Stored entries:
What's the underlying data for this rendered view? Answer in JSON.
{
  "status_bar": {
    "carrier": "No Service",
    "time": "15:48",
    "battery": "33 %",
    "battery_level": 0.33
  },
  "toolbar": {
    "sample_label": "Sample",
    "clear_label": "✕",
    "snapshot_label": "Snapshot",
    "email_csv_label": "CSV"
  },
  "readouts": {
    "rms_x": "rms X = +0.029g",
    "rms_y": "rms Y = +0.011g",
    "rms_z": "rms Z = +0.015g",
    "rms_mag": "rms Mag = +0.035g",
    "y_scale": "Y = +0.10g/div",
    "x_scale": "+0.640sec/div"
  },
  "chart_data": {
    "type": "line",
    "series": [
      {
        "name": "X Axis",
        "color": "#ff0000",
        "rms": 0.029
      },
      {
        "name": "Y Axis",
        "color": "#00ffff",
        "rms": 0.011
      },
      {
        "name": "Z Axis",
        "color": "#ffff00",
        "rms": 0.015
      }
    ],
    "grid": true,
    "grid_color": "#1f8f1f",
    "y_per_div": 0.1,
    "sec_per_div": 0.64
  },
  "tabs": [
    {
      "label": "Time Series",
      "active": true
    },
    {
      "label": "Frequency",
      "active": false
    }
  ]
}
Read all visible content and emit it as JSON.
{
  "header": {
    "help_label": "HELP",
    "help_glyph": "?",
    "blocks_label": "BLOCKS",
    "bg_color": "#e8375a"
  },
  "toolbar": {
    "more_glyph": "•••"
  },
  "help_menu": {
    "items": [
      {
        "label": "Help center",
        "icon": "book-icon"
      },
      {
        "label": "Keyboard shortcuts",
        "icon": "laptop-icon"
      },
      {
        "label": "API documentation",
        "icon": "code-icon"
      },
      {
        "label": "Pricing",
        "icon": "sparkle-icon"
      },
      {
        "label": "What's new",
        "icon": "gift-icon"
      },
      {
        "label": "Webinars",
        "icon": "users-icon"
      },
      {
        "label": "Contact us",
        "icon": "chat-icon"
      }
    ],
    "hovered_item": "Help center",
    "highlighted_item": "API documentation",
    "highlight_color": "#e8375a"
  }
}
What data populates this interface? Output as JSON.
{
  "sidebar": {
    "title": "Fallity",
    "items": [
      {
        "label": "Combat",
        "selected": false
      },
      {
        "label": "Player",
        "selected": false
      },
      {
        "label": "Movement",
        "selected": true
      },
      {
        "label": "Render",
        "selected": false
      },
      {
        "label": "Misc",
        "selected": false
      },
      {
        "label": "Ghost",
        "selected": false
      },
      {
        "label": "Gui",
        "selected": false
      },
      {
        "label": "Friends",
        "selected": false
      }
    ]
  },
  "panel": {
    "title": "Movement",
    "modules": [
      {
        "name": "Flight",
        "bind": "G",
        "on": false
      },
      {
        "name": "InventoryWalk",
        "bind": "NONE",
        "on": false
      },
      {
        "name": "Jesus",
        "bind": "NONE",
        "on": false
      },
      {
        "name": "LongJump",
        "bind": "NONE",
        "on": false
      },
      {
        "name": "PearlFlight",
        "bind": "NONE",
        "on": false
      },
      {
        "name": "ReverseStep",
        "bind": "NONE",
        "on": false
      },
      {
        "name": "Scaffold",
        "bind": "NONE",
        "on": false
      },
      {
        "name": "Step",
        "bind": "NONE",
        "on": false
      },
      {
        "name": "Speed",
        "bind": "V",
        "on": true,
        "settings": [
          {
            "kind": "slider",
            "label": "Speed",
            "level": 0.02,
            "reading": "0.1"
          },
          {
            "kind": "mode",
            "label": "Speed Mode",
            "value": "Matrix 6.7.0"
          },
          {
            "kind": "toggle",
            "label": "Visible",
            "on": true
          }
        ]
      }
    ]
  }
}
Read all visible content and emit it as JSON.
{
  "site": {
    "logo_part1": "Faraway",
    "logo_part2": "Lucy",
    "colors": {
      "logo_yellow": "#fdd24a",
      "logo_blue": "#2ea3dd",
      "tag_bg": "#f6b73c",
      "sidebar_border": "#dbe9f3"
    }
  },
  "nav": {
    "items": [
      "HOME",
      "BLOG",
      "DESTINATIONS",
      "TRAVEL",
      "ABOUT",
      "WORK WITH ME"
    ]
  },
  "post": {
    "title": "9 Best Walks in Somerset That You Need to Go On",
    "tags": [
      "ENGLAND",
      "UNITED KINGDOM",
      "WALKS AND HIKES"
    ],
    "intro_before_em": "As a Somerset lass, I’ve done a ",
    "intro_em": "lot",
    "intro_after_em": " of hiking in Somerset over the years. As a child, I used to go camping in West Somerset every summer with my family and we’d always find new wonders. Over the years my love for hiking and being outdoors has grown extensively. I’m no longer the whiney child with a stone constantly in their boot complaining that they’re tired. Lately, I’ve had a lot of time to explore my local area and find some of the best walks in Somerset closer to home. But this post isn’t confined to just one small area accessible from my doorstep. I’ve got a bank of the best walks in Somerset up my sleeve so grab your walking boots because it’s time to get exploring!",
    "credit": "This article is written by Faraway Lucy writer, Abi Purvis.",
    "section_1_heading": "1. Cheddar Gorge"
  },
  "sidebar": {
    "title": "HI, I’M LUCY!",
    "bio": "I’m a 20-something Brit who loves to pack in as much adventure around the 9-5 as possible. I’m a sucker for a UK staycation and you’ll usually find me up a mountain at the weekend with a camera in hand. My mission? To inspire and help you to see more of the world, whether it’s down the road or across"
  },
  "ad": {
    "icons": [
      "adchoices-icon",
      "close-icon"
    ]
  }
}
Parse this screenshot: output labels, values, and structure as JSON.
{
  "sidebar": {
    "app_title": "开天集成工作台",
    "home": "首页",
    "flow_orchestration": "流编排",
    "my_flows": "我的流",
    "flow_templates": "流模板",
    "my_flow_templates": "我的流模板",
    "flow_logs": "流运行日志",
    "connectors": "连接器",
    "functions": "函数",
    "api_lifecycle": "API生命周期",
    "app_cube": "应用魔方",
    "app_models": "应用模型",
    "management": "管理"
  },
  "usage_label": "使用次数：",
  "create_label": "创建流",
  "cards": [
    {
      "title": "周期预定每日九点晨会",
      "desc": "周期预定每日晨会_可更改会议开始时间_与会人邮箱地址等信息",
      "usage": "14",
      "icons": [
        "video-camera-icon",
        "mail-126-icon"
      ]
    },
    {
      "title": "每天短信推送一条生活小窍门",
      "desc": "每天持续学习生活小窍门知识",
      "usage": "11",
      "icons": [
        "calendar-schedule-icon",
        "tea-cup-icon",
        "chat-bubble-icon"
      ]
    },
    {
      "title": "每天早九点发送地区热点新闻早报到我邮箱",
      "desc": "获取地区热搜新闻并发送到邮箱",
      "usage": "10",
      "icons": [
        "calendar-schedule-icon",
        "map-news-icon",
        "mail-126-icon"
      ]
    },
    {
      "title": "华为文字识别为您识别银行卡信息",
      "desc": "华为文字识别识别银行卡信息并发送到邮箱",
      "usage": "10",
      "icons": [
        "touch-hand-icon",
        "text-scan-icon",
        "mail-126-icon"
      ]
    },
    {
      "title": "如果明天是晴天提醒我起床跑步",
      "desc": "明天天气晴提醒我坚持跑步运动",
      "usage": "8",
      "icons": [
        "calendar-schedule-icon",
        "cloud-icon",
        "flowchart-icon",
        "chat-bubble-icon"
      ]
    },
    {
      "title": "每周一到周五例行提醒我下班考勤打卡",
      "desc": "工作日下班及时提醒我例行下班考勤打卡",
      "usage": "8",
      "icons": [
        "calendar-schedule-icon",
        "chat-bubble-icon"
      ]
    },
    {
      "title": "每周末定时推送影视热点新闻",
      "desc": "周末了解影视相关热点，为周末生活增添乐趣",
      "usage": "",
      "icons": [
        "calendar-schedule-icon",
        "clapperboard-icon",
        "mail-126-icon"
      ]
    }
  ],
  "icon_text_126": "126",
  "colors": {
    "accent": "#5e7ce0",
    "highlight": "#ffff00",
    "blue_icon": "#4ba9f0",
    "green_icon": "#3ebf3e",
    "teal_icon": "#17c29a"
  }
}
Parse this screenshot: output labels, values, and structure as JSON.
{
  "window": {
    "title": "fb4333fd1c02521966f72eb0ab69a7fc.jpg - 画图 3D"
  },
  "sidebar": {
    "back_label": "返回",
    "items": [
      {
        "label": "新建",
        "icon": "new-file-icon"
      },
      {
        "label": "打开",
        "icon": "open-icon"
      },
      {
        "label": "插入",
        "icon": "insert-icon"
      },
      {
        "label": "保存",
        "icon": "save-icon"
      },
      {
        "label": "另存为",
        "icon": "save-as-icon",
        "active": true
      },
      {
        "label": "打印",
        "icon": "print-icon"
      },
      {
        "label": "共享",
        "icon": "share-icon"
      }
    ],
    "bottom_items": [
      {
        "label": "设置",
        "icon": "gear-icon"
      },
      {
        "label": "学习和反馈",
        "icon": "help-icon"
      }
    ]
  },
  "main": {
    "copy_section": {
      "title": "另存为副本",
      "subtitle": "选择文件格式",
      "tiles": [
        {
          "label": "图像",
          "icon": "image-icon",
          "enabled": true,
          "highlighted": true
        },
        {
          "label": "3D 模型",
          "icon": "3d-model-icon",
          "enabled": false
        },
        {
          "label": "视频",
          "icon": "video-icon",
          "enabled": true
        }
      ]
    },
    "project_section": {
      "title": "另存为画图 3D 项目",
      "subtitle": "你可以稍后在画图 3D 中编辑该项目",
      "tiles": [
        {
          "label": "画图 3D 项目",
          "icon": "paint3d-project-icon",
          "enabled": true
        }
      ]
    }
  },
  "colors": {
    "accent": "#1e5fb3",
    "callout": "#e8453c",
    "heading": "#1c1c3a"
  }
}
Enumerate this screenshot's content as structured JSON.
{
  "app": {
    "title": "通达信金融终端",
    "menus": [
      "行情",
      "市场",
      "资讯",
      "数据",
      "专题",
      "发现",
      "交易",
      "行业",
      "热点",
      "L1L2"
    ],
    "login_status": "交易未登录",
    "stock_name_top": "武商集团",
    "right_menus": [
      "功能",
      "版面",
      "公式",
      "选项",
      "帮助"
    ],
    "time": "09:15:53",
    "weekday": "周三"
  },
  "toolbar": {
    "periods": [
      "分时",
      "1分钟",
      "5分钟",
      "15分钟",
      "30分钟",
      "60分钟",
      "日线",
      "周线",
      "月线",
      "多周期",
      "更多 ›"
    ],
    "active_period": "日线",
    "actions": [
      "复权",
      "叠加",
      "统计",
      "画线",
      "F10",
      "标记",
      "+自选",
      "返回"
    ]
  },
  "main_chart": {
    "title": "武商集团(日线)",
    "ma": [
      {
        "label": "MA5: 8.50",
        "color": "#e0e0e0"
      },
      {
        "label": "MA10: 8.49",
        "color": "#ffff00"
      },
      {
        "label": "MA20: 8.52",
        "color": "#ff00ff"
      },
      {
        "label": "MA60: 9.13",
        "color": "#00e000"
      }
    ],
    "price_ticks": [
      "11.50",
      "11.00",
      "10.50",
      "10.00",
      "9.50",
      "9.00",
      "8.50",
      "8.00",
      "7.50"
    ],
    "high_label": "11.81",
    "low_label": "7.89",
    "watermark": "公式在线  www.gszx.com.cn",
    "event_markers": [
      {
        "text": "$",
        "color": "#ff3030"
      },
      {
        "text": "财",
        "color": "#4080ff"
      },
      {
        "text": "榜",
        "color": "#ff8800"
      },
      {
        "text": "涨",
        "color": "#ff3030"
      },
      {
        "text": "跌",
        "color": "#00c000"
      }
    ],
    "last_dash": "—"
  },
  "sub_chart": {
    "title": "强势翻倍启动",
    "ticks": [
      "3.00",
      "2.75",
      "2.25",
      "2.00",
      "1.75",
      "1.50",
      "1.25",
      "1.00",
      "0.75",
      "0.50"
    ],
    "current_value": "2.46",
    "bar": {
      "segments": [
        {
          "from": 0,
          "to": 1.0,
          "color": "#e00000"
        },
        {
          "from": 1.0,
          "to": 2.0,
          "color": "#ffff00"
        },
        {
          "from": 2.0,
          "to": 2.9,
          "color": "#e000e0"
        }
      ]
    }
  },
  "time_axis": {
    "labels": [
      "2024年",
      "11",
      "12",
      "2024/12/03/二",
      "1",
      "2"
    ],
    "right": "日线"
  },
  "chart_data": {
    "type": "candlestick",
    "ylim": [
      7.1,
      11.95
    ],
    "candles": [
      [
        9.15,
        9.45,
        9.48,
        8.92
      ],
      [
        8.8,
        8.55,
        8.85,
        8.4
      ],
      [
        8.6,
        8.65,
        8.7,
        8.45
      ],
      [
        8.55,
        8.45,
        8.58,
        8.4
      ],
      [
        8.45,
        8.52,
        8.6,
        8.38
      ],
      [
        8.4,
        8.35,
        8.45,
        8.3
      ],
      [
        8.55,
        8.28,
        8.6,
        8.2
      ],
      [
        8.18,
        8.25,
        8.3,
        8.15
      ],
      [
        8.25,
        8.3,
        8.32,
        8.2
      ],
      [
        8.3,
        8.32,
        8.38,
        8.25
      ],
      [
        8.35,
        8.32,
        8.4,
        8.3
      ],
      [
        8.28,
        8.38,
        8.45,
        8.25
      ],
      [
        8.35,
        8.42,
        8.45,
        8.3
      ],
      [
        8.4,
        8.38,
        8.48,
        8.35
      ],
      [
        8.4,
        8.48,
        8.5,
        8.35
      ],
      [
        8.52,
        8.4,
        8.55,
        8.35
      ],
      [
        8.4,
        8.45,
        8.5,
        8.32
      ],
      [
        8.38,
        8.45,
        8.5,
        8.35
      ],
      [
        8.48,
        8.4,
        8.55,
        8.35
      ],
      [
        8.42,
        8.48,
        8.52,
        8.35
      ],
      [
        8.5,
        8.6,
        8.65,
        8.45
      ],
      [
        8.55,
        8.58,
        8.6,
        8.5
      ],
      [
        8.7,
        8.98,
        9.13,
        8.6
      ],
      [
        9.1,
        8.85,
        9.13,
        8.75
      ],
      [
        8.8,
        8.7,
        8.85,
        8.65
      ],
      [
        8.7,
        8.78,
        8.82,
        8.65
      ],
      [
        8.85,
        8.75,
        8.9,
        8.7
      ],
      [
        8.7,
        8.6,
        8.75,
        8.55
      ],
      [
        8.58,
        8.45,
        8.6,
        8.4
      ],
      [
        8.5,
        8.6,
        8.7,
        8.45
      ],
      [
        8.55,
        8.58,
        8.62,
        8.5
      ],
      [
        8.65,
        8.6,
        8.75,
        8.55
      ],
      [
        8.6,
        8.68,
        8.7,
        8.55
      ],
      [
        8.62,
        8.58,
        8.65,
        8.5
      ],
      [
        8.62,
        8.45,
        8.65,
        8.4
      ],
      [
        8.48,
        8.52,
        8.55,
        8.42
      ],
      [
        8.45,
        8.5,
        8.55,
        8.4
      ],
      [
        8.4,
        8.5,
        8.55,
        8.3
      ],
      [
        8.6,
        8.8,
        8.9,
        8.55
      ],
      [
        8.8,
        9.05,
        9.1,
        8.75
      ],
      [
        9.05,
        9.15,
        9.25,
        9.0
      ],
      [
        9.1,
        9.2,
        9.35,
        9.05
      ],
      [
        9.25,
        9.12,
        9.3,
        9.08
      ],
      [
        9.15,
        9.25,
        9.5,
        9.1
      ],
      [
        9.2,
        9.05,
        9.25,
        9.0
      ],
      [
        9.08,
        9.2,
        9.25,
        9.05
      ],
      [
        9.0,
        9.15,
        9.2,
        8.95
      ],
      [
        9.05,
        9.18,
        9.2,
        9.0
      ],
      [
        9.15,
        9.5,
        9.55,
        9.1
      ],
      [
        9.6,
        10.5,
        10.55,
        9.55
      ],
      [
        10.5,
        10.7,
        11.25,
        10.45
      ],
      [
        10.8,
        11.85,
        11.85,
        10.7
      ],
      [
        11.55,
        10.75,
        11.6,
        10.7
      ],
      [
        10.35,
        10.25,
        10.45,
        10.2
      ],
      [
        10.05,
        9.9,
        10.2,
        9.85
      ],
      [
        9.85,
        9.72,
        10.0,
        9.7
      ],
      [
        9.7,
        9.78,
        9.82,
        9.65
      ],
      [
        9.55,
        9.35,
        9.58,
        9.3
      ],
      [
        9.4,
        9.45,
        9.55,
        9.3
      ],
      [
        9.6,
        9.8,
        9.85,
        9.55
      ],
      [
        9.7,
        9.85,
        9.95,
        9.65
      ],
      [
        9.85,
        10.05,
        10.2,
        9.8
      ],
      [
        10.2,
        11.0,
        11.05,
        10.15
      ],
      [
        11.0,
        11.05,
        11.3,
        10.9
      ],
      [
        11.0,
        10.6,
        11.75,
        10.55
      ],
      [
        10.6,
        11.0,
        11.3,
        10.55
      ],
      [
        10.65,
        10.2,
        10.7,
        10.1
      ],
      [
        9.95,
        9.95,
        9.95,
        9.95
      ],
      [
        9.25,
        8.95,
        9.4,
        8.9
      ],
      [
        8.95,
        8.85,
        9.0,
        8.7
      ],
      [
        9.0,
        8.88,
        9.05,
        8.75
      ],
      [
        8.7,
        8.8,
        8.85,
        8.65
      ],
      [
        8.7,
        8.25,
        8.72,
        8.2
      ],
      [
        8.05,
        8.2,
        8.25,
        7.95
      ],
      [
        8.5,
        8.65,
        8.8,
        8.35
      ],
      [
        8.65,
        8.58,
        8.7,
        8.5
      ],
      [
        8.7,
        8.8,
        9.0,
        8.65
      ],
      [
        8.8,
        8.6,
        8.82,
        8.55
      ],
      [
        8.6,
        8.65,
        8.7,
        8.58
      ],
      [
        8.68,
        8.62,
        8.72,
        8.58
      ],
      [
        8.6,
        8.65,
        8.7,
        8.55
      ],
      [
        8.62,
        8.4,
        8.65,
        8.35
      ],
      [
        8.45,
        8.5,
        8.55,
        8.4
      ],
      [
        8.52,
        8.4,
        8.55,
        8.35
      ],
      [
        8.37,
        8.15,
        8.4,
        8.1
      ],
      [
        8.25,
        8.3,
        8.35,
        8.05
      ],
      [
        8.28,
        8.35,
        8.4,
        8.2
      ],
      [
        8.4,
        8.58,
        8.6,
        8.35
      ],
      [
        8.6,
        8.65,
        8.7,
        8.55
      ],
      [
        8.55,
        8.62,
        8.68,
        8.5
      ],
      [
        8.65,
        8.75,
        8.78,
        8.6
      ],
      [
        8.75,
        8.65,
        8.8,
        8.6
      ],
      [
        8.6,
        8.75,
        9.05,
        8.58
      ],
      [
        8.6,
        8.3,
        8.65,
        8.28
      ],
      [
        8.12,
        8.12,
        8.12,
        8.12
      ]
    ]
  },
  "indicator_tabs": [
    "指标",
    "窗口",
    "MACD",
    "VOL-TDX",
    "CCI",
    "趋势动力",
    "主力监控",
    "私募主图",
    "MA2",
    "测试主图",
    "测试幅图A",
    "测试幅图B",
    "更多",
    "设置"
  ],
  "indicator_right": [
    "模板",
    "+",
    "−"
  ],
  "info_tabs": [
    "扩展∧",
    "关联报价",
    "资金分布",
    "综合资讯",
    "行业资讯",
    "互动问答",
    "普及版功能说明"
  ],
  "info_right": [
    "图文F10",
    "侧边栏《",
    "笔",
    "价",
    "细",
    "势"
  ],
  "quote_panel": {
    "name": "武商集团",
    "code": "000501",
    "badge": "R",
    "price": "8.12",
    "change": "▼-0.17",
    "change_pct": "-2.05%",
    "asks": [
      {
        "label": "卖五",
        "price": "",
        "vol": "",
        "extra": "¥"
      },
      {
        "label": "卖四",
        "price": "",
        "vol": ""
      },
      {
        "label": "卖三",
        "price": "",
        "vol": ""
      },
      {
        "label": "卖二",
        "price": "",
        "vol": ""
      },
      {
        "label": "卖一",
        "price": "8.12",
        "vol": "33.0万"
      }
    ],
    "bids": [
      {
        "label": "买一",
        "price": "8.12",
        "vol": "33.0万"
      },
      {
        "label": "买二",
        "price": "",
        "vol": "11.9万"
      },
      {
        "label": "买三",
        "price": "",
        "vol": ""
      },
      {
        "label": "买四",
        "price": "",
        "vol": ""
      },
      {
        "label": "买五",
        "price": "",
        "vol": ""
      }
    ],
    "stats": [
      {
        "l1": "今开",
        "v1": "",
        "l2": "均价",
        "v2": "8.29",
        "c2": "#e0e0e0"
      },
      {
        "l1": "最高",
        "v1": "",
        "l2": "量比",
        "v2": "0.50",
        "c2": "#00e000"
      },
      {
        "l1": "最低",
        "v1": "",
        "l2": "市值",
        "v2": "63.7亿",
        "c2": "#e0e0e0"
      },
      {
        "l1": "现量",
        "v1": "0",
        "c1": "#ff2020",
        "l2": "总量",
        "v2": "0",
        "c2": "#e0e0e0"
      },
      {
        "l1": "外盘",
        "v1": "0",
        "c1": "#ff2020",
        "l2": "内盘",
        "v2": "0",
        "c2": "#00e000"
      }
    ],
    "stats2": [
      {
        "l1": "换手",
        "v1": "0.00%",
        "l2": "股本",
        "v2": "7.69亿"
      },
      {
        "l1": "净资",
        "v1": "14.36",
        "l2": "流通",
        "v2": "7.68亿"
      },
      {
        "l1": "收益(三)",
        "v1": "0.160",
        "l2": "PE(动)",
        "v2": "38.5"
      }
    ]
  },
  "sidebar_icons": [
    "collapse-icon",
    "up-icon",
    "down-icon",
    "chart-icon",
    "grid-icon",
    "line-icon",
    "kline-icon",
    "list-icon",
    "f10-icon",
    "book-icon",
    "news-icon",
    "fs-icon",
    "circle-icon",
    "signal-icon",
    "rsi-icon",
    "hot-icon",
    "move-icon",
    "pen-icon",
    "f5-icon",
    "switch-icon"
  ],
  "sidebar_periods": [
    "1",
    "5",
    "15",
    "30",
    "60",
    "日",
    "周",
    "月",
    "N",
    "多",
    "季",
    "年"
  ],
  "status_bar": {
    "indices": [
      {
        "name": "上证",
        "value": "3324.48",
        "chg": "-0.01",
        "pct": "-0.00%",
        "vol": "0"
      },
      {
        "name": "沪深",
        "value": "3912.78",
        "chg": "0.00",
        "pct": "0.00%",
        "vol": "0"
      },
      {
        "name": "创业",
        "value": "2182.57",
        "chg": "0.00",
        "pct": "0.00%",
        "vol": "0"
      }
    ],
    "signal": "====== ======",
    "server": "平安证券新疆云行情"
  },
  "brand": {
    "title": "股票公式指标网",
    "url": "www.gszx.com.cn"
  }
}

_THE REQUEST:_
List all lines holding the string "What".

_REPLY TO THE TASK:_
What's the underlying data for this rendered view? Answer in JSON.
        "label": "What's new",
What data populates this interface? Output as JSON.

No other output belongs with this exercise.